Do this
Look through the data below and return each line where "Linksnebenklasse" appears.
..........
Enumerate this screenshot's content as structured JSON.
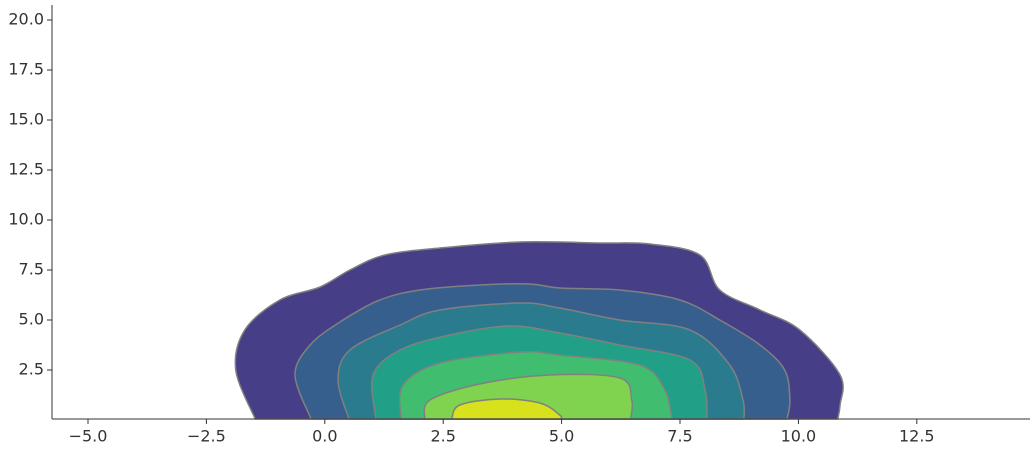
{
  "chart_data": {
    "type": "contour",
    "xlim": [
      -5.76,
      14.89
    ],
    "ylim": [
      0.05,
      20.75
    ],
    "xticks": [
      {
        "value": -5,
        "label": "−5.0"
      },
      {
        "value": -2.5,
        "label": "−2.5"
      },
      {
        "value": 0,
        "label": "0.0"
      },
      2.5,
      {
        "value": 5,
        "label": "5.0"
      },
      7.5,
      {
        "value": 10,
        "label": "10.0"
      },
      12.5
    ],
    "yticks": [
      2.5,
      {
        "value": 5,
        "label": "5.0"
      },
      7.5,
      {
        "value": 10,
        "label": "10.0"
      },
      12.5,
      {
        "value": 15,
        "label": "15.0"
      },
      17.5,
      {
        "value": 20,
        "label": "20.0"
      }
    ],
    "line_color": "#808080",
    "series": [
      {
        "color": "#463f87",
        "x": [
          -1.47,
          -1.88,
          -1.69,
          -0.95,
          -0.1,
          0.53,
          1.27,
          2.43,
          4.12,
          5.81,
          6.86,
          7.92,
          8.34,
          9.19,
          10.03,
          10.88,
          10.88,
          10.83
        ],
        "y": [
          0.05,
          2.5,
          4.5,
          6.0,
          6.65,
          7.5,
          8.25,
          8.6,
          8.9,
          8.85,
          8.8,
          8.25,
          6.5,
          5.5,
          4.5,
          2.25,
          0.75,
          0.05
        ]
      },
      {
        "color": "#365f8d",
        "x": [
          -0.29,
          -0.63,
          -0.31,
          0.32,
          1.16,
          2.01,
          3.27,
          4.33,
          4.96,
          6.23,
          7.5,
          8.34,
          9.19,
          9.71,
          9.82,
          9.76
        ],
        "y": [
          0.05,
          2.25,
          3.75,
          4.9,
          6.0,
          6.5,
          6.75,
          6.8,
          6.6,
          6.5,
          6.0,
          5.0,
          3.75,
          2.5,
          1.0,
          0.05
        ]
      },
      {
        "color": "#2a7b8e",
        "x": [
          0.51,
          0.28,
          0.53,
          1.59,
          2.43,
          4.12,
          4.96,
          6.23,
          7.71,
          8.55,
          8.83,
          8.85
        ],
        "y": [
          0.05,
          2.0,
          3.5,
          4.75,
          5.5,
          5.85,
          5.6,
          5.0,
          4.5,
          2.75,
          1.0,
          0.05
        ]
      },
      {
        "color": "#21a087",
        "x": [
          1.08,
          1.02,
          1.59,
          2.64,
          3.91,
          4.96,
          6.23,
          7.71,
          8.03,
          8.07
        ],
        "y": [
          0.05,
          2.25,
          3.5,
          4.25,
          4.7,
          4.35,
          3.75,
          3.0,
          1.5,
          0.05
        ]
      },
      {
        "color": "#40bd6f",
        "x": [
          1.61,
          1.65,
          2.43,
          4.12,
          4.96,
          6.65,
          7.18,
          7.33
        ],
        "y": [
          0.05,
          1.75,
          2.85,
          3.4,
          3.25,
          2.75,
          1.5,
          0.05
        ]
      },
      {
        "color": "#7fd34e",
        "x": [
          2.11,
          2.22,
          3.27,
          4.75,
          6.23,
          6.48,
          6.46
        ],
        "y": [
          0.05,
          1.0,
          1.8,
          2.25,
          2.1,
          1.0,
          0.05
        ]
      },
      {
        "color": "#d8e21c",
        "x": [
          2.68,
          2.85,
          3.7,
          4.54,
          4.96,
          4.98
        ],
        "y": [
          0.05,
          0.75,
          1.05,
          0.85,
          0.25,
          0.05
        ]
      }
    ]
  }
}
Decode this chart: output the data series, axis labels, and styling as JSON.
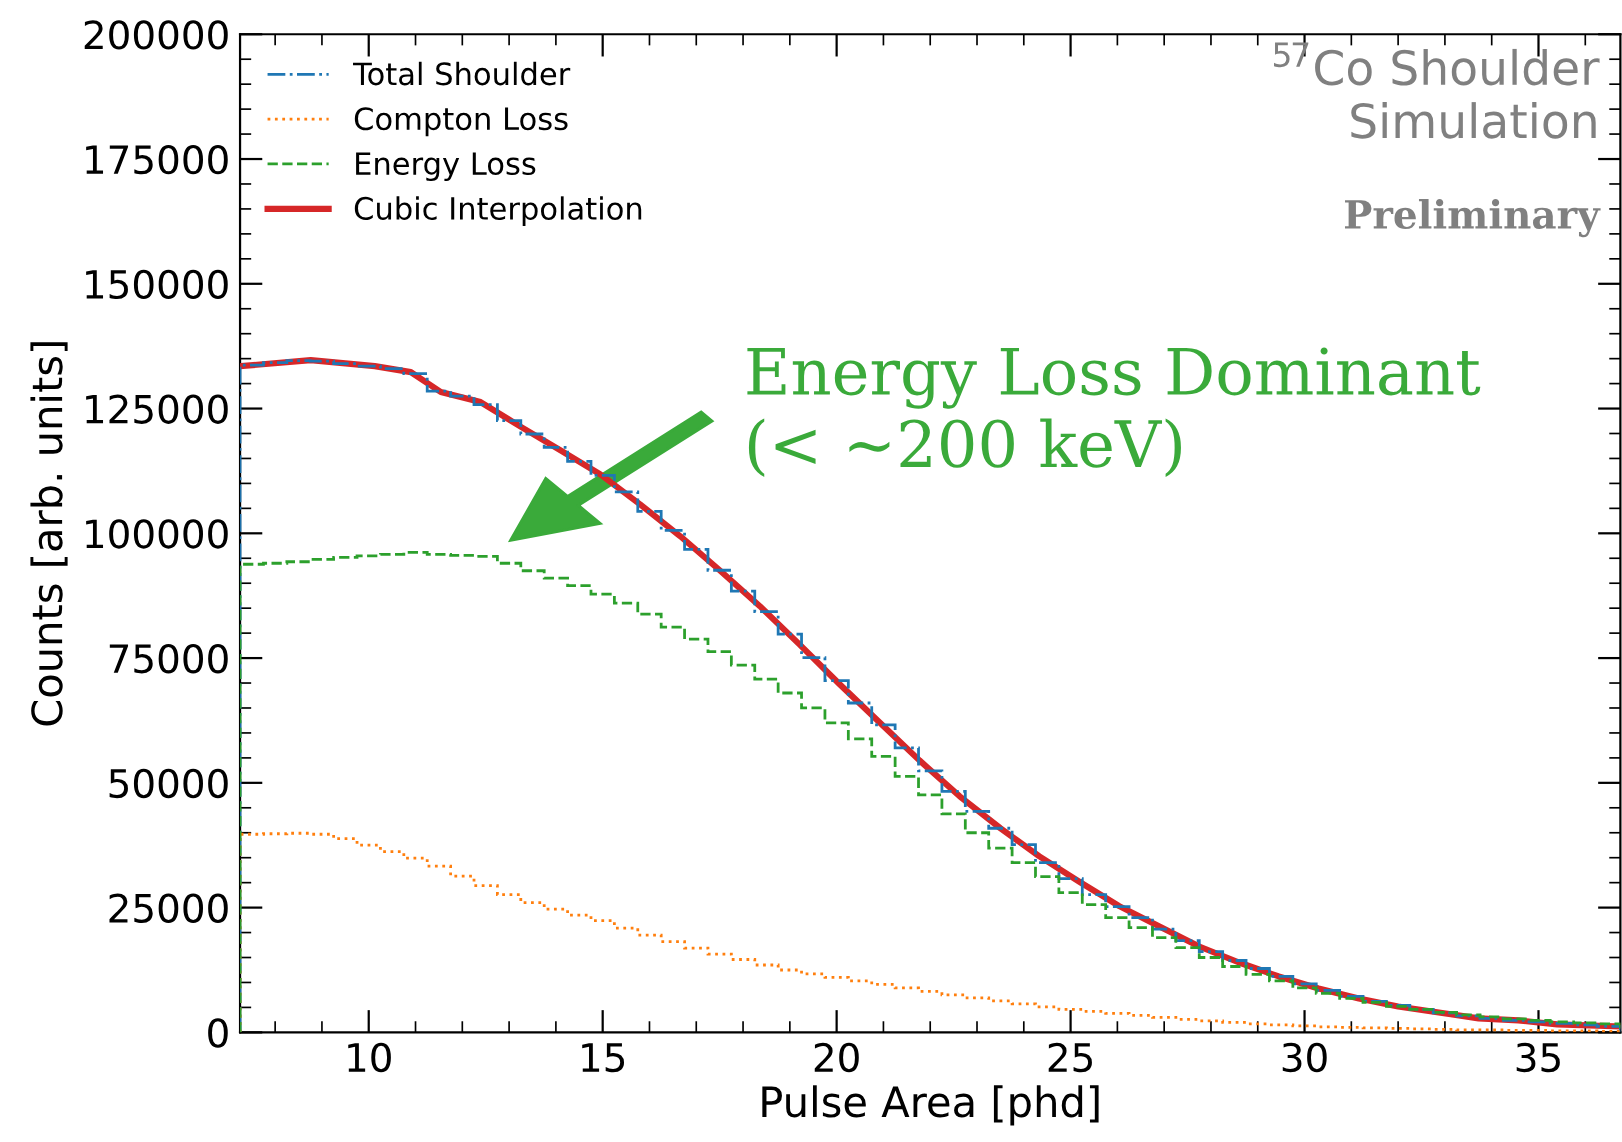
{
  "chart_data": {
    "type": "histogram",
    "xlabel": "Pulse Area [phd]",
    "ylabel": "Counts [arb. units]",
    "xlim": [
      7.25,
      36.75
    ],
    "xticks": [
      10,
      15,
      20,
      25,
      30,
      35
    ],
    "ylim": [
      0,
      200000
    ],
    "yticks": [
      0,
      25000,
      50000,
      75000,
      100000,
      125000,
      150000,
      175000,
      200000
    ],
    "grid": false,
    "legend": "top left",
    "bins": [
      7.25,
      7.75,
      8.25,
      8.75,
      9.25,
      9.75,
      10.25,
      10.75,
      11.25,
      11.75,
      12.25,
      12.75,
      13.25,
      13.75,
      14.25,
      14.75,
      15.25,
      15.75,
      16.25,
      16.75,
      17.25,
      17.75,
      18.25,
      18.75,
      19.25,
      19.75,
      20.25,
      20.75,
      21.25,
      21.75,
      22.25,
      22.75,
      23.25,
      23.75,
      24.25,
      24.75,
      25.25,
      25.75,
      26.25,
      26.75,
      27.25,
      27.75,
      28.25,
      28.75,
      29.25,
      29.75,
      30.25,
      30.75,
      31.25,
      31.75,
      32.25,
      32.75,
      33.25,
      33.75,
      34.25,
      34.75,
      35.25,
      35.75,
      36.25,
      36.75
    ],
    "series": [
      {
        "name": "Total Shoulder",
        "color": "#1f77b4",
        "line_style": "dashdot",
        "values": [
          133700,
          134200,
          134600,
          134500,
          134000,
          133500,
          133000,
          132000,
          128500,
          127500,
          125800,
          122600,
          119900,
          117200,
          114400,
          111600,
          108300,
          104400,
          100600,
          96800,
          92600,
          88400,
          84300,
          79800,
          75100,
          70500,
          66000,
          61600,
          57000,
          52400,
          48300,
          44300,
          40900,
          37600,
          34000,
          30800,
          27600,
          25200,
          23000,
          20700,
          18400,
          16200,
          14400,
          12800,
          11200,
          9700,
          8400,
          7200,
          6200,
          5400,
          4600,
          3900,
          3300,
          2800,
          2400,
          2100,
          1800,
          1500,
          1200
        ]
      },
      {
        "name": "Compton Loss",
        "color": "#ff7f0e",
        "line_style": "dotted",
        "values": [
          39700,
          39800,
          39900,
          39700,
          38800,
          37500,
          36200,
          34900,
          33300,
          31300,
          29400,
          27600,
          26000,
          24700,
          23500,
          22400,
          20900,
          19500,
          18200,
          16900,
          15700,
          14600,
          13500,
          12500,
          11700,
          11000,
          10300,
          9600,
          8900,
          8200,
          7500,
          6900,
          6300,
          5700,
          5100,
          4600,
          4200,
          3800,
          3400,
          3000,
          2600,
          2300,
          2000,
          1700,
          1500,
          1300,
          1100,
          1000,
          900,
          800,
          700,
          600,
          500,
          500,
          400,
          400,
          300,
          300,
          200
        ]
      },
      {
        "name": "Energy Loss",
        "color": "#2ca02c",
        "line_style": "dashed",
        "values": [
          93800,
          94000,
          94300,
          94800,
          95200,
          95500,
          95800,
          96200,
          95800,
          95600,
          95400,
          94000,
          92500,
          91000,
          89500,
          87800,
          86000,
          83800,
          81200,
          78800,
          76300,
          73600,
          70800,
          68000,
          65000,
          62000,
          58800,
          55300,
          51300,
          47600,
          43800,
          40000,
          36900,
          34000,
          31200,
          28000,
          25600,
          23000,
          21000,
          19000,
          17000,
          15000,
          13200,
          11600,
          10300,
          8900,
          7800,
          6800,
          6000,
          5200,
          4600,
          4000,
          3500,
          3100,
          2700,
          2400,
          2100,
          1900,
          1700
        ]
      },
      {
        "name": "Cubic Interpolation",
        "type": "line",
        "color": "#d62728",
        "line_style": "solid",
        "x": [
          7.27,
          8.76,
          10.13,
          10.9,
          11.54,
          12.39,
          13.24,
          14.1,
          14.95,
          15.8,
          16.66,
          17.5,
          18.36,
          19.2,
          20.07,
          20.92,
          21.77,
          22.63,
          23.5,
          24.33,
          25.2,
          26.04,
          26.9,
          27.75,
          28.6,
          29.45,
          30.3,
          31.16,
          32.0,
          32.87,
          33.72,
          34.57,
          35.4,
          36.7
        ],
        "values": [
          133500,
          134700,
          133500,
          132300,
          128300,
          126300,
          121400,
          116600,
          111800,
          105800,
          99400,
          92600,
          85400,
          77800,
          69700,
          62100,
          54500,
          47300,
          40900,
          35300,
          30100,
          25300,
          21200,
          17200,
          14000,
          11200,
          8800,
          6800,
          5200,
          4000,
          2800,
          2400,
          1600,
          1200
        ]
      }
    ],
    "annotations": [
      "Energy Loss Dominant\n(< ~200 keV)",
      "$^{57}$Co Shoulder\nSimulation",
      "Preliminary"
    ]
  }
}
..........
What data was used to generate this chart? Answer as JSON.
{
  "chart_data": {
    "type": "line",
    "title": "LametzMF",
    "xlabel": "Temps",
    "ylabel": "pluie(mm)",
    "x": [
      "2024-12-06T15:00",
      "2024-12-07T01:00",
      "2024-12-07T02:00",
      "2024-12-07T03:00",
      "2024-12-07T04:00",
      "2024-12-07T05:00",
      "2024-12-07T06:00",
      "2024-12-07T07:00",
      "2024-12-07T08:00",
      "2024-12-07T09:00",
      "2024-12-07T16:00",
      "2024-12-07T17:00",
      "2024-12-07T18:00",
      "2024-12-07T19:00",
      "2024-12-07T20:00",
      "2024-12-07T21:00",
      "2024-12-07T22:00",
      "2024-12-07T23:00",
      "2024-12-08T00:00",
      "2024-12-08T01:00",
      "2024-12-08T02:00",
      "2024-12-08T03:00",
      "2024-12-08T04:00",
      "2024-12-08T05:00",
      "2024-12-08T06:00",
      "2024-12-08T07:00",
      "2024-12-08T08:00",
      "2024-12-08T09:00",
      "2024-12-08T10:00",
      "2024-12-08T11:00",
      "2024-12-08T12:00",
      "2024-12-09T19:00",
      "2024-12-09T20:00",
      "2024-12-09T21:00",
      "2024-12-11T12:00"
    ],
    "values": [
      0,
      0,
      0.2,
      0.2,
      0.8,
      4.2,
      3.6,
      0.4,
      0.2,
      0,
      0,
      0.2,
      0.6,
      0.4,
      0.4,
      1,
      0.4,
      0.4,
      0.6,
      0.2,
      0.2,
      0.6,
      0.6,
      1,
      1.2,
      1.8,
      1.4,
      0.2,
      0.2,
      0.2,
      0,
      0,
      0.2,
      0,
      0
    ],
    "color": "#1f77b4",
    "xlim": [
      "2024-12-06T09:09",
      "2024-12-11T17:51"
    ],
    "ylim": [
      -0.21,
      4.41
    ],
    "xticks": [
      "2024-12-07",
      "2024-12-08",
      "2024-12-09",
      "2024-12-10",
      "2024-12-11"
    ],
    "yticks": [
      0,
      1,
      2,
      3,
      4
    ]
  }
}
..........
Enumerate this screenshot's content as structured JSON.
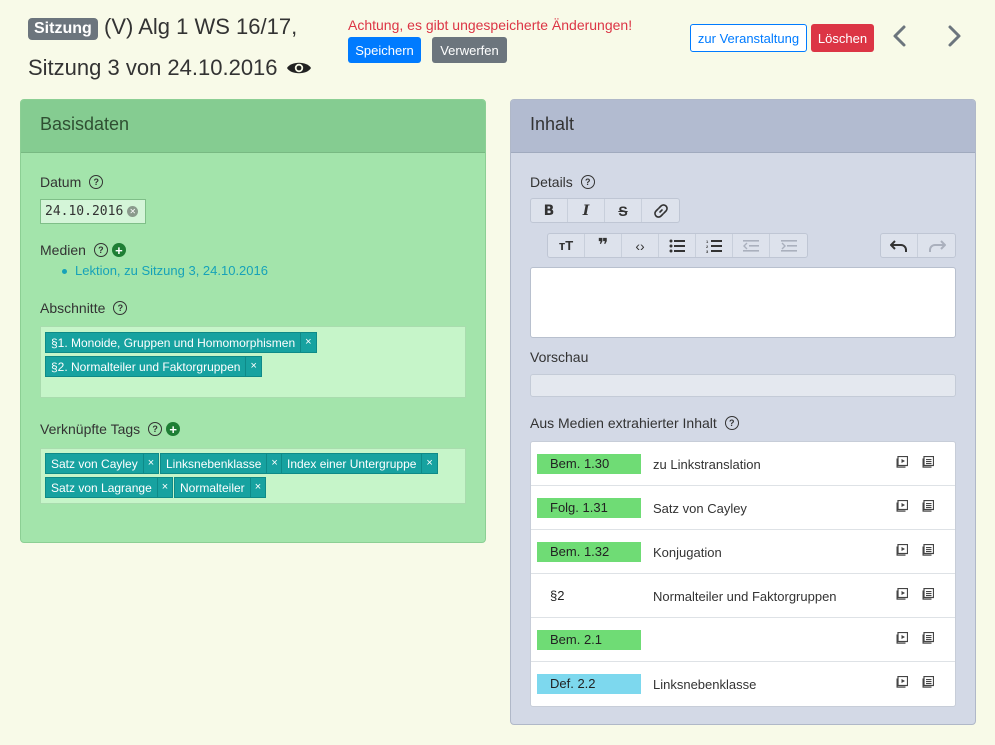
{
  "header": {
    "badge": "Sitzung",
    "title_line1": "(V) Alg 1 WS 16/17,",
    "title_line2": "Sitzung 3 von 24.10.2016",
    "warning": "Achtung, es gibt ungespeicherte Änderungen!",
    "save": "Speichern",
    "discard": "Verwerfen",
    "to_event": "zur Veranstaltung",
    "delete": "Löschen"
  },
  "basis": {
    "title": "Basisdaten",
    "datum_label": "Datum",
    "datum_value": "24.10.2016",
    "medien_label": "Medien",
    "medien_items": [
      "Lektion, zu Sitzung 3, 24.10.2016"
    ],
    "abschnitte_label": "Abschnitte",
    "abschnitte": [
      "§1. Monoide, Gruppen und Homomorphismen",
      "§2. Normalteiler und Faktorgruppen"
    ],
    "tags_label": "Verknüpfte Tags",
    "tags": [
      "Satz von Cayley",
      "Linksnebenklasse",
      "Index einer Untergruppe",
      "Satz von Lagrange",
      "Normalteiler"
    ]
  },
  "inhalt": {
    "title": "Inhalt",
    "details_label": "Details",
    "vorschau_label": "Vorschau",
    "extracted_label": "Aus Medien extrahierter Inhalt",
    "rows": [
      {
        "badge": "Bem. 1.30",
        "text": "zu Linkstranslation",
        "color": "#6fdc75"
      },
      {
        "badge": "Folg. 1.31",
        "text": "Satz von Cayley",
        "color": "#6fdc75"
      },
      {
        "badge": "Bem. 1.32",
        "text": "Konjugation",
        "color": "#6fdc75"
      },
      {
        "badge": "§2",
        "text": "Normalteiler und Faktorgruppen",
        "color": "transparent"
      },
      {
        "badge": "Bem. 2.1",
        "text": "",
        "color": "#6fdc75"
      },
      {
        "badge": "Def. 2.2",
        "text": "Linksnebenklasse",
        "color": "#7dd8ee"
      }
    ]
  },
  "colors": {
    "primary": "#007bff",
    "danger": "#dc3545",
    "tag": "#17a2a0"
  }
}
..........
Correct output
      "Linksnebenklasse",
        "text": "Linksnebenklasse",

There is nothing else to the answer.